### Source data
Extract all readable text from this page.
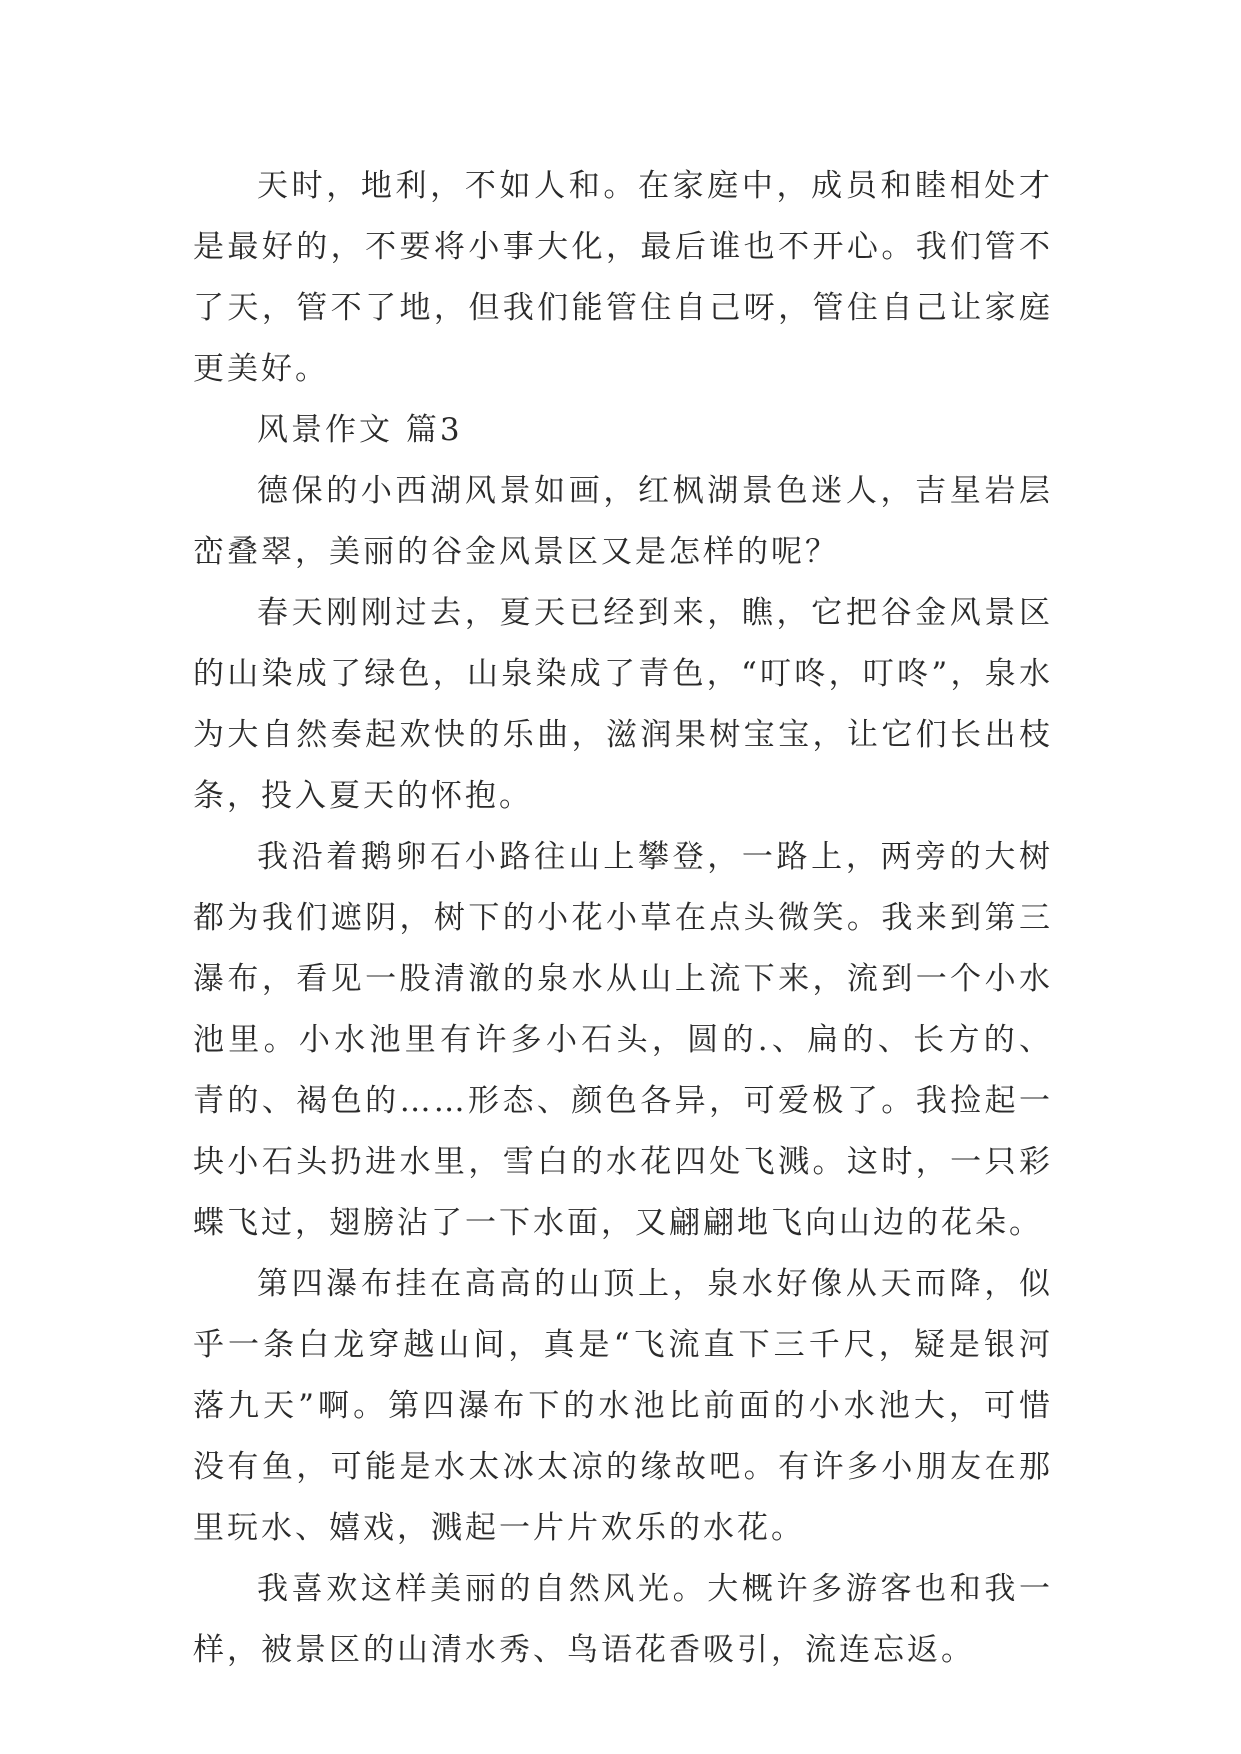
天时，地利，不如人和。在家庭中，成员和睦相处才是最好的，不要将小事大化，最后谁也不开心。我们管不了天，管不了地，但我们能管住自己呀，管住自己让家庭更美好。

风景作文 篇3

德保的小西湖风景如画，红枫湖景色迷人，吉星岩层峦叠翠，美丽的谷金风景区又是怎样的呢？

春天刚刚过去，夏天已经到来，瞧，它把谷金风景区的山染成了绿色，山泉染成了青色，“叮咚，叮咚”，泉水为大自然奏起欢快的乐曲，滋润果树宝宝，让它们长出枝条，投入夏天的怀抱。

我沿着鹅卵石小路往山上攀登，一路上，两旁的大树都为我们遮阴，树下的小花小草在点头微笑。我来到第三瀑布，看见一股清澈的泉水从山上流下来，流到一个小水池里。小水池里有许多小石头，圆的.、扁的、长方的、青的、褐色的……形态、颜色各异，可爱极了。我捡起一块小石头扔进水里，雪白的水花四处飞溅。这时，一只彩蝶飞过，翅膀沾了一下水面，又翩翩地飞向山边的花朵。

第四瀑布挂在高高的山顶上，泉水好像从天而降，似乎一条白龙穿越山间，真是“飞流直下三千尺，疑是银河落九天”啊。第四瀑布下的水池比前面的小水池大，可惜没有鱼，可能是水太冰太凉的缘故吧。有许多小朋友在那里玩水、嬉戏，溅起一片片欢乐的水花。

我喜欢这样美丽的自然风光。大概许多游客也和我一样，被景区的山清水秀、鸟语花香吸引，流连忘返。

==

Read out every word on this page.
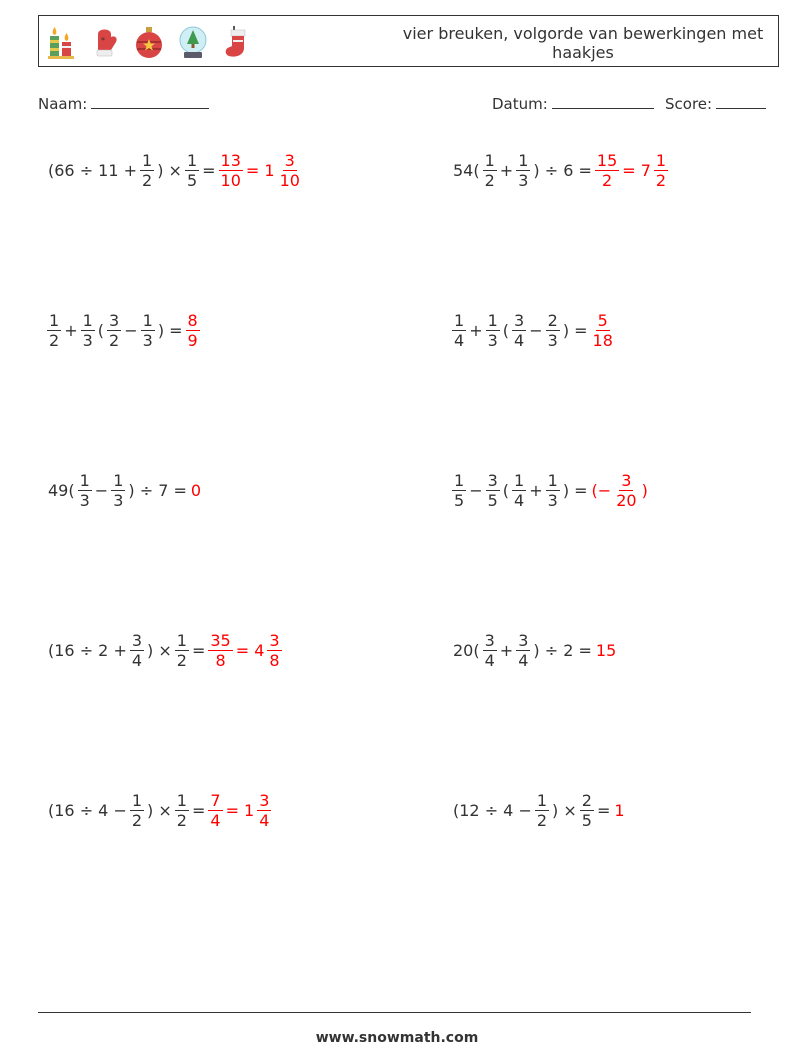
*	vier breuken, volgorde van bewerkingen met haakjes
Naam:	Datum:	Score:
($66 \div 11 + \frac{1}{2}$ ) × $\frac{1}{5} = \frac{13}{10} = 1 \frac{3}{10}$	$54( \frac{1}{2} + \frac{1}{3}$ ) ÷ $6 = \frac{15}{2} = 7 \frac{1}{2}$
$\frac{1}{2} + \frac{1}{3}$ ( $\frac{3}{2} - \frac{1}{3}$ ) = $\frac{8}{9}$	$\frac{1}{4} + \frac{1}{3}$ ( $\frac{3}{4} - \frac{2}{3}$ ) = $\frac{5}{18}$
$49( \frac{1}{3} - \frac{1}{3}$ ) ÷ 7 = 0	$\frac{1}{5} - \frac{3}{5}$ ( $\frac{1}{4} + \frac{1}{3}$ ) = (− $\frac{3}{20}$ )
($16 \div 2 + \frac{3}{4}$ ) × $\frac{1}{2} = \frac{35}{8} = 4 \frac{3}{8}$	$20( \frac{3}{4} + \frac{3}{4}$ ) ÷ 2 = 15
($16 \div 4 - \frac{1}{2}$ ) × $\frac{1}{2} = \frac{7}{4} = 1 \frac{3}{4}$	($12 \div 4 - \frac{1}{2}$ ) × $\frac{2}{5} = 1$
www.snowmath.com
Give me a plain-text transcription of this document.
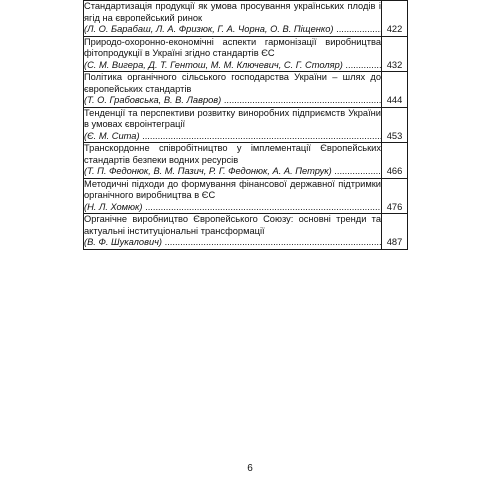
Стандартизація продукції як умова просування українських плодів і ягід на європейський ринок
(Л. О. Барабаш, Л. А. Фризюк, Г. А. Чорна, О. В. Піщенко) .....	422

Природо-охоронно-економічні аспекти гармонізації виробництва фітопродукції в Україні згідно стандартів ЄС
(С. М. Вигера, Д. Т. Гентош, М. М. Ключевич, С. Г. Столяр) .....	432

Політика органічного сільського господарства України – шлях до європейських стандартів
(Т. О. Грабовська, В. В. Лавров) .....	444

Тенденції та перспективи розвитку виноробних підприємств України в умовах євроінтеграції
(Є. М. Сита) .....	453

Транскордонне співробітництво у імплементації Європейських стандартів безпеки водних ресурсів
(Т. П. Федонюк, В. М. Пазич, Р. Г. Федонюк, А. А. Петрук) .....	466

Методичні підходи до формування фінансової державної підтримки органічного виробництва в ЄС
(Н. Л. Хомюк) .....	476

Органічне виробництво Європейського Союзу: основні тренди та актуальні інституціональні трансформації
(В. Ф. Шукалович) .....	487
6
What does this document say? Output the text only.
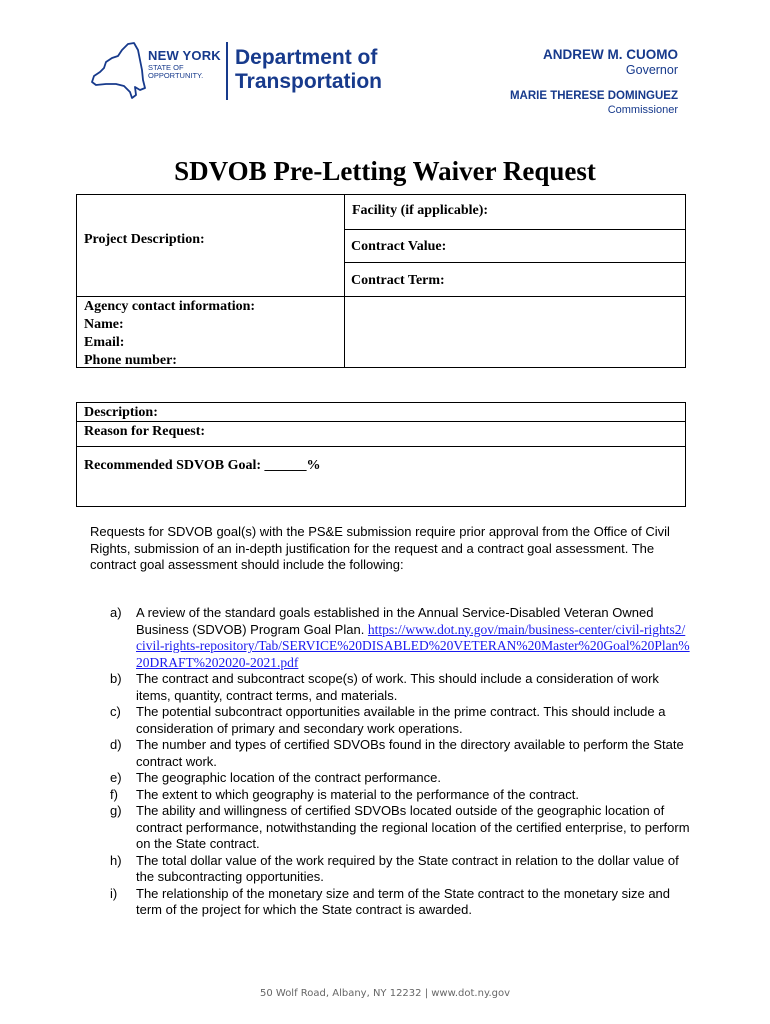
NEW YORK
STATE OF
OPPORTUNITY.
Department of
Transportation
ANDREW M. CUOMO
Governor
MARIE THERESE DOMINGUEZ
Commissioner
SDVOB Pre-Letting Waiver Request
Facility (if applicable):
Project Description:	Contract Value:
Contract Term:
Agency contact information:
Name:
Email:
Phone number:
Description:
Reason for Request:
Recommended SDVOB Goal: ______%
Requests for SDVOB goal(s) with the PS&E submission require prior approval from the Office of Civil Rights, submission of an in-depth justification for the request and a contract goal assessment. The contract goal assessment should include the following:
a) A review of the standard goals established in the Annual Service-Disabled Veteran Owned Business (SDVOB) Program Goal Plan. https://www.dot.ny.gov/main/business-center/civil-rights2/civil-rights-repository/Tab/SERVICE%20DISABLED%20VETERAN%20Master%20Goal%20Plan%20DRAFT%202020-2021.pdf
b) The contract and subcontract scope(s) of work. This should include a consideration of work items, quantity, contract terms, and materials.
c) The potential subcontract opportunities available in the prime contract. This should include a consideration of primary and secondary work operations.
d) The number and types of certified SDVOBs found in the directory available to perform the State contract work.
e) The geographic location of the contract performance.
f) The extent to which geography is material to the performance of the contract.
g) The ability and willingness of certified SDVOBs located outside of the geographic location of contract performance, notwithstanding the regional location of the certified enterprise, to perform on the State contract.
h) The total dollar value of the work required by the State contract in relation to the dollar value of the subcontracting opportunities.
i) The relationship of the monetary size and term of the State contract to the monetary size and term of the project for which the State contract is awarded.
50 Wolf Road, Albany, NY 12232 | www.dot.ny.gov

### Task to complete
From the entries above, list each line with "Description" in it.

### Task answer
Project Description:	Contract Value:
Description:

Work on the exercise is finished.